== AIM OF THE TASK ==
Select from the data all lines with the word "ventilation".

== INFORMATION GIVEN ==
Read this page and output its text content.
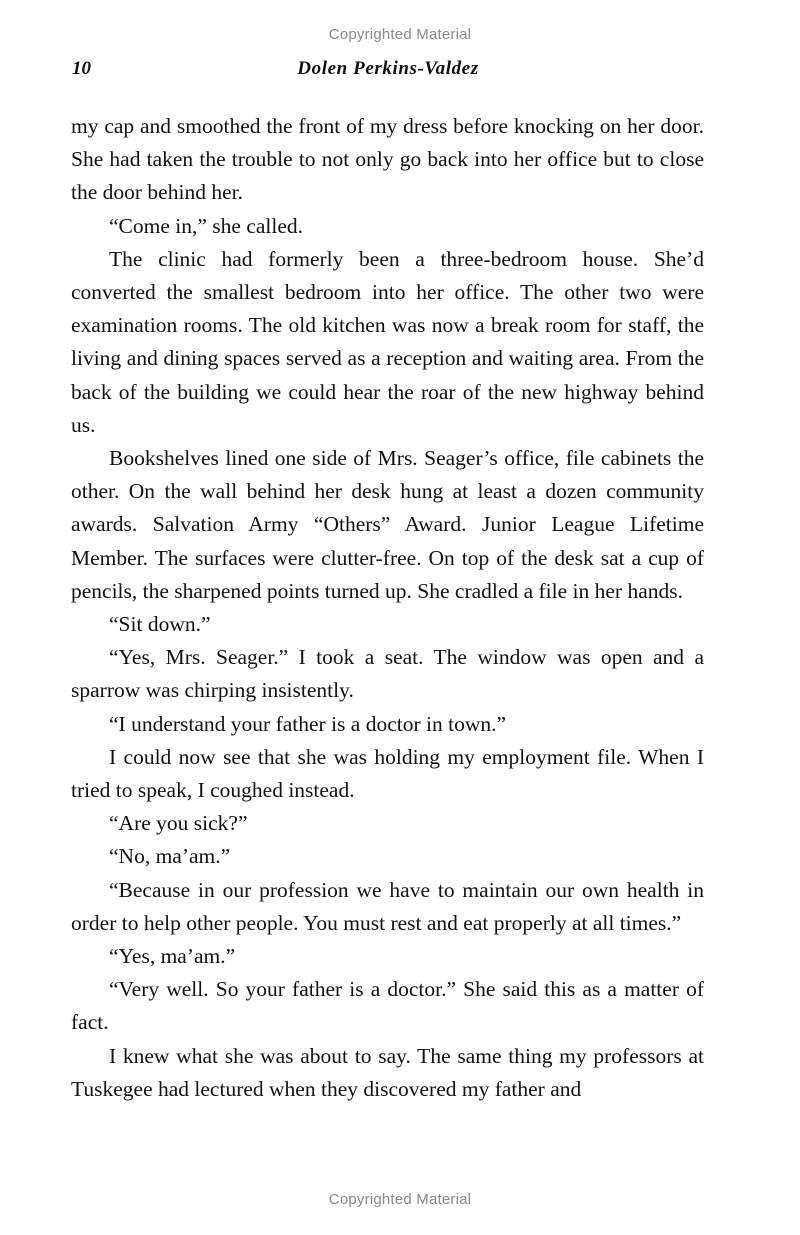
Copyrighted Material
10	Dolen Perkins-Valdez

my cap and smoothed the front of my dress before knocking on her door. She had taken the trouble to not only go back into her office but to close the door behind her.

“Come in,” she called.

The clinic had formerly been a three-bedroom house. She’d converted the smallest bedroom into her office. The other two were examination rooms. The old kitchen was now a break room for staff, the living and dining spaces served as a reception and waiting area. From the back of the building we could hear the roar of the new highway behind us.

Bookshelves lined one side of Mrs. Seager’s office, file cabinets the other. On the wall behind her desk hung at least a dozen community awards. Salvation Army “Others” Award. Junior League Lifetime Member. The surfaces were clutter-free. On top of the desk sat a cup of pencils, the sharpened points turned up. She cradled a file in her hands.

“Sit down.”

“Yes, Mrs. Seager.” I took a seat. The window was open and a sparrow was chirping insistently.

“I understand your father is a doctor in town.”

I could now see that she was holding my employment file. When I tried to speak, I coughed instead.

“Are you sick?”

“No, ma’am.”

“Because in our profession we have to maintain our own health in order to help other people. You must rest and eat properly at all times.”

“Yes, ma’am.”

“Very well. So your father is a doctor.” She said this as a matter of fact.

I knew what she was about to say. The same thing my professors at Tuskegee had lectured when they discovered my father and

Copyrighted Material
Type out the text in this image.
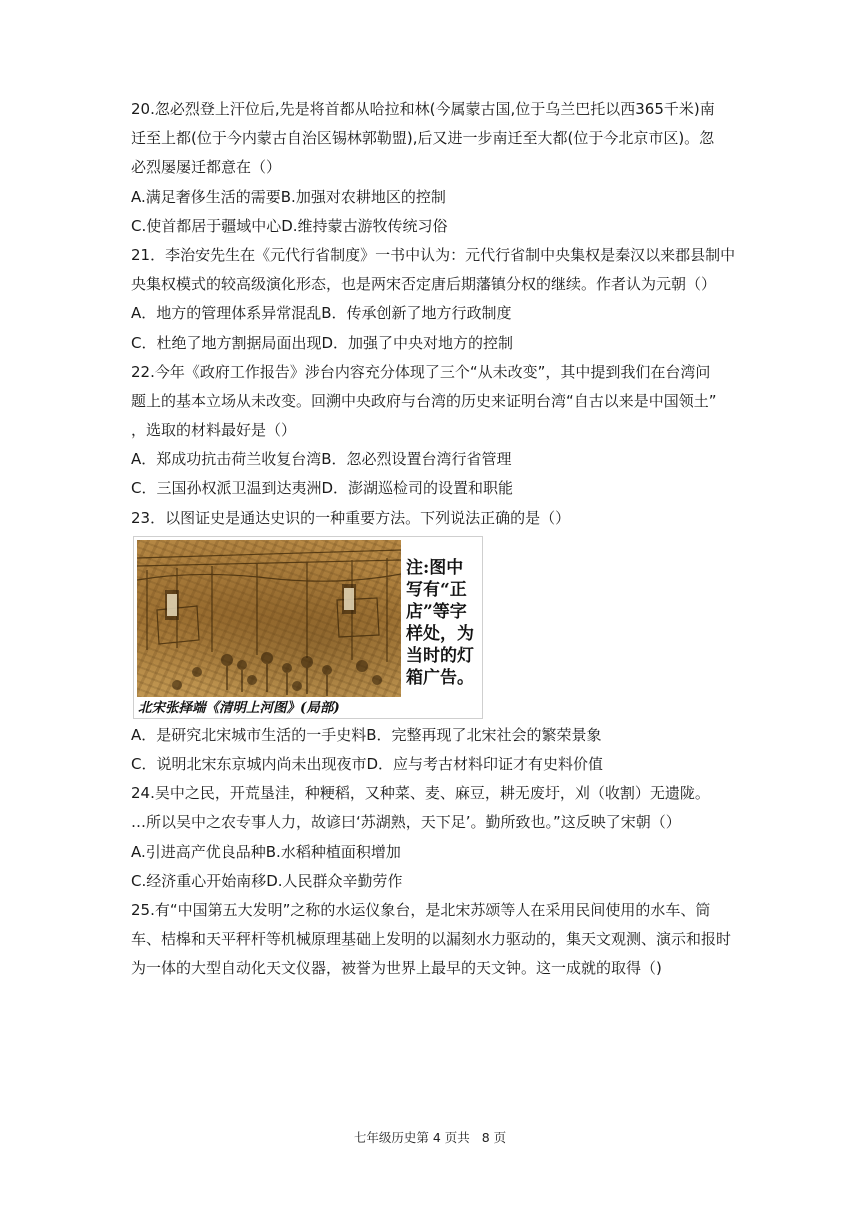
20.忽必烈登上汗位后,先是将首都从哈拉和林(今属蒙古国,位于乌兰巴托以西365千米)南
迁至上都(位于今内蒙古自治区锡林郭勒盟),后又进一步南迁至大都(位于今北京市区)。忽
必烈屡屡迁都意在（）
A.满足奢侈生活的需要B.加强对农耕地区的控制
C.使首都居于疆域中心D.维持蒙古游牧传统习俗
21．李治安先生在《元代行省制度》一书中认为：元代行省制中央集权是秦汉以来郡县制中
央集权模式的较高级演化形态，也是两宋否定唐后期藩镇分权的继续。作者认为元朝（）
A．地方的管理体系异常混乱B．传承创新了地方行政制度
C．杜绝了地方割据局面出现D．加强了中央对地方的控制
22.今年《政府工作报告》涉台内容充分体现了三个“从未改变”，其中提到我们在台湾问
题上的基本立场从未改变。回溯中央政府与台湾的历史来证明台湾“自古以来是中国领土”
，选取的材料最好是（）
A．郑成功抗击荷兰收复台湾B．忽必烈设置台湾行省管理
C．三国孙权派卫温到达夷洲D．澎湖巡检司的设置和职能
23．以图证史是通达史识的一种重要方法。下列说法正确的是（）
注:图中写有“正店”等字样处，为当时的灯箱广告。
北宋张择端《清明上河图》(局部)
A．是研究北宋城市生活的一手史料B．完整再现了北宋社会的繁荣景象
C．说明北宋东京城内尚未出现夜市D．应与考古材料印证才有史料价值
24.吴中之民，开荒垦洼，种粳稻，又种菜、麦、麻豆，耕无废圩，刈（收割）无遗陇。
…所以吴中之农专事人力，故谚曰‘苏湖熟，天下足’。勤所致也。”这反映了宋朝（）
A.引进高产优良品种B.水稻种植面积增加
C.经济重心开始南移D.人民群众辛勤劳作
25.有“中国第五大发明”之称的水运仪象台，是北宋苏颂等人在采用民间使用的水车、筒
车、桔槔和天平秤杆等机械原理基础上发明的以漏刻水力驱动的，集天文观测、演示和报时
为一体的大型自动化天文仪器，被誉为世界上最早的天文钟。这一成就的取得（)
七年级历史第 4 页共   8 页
---
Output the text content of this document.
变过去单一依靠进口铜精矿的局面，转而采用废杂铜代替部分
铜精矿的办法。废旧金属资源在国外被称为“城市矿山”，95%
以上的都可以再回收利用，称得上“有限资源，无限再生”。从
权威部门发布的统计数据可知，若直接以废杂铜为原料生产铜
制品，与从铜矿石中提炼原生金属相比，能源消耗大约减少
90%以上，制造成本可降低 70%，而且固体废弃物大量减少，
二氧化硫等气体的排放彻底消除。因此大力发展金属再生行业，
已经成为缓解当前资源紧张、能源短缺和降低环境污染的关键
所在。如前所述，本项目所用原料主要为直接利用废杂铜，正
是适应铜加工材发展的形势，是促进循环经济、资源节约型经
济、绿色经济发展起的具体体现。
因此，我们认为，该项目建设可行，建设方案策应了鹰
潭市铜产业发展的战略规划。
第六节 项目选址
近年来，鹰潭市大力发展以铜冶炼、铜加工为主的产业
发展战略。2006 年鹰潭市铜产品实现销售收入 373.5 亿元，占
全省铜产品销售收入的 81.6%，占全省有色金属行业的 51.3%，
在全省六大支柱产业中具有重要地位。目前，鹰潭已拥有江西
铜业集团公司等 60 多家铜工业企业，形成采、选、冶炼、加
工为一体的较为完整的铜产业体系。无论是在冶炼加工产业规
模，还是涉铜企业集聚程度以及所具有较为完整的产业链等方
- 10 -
--
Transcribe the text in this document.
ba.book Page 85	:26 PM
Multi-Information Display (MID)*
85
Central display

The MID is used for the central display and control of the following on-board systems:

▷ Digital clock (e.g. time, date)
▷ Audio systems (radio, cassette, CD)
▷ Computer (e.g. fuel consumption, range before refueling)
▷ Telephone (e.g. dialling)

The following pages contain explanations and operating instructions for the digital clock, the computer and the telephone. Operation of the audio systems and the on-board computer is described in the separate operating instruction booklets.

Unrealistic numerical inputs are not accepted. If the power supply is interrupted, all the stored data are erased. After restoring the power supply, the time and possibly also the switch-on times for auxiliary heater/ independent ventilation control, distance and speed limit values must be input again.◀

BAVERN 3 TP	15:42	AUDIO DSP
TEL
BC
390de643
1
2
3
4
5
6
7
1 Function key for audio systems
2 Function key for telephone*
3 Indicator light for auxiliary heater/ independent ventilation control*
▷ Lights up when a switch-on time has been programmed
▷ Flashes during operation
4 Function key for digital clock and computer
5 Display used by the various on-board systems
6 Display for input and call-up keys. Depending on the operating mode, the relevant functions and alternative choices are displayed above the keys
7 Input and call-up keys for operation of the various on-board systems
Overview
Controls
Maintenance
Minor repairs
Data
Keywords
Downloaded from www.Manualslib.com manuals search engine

== RESULT FOR THIS TASK ==
Unrealistic numerical inputs are not accepted. If the power supply is interrupted, all the stored data are erased. After restoring the power supply, the time and possibly also the switch-on times for auxiliary heater/ independent ventilation control, distance and speed limit values must be input again.◀
3 Indicator light for auxiliary heater/ independent ventilation control*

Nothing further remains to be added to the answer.